# WRITTEN TASK
Repeat the lines that follow, leaving nothing out.

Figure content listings
+++++

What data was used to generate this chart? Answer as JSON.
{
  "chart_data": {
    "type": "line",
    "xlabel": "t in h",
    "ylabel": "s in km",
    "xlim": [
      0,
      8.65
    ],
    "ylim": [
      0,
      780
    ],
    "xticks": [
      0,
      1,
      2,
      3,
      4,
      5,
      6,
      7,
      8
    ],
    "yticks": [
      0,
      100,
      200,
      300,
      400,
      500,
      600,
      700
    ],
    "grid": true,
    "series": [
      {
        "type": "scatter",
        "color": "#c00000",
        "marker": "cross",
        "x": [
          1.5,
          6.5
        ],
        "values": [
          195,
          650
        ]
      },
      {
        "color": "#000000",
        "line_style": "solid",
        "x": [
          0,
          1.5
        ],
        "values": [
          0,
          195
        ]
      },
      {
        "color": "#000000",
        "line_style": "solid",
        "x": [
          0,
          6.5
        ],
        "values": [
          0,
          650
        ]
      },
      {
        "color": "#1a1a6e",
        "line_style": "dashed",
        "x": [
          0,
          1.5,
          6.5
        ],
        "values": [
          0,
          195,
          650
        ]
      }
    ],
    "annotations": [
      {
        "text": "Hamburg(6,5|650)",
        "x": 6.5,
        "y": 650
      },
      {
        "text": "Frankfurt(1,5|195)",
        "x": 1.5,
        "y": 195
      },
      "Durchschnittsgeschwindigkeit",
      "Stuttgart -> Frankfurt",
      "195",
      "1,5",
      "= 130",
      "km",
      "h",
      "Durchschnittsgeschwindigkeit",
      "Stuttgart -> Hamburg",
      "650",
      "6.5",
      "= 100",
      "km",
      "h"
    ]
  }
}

+++++

# PROBLEM SOLUTION
What data was used to generate this chart? Answer as JSON.
{
  "chart_data": {
    "type": "line",
    "xlabel": "t in h",
    "ylabel": "s in km",
    "xlim": [
      0,
      8.65
    ],
    "ylim": [
      0,
      780
    ],
    "xticks": [
      0,
      1,
      2,
      3,
      4,
      5,
      6,
      7,
      8
    ],
    "yticks": [
      0,
      100,
      200,
      300,
      400,
      500,
      600,
      700
    ],
    "grid": true,
    "series": [
      {
        "type": "scatter",
        "color": "#c00000",
        "marker": "cross",
        "x": [
          1.5,
          6.5
        ],
        "values": [
          195,
          650
        ]
      },
      {
        "color": "#000000",
        "line_style": "solid",
        "x": [
          0,
          1.5
        ],
        "values": [
          0,
          195
        ]
      },
      {
        "color": "#000000",
        "line_style": "solid",
        "x": [
          0,
          6.5
        ],
        "values": [
          0,
          650
        ]
      },
      {
        "color": "#1a1a6e",
        "line_style": "dashed",
        "x": [
          0,
          1.5,
          6.5
        ],
        "values": [
          0,
          195,
          650
        ]
      }
    ],
    "annotations": [
      {
        "text": "Hamburg(6,5|650)",
        "x": 6.5,
        "y": 650
      },
      {
        "text": "Frankfurt(1,5|195)",
        "x": 1.5,
        "y": 195
      },
      "Durchschnittsgeschwindigkeit",
      "Stuttgart -> Frankfurt",
      "195",
      "1,5",
      "= 130",
      "km",
      "h",
      "Durchschnittsgeschwindigkeit",
      "Stuttgart -> Hamburg",
      "650",
      "6.5",
      "= 100",
      "km",
      "h"
    ]
  }
}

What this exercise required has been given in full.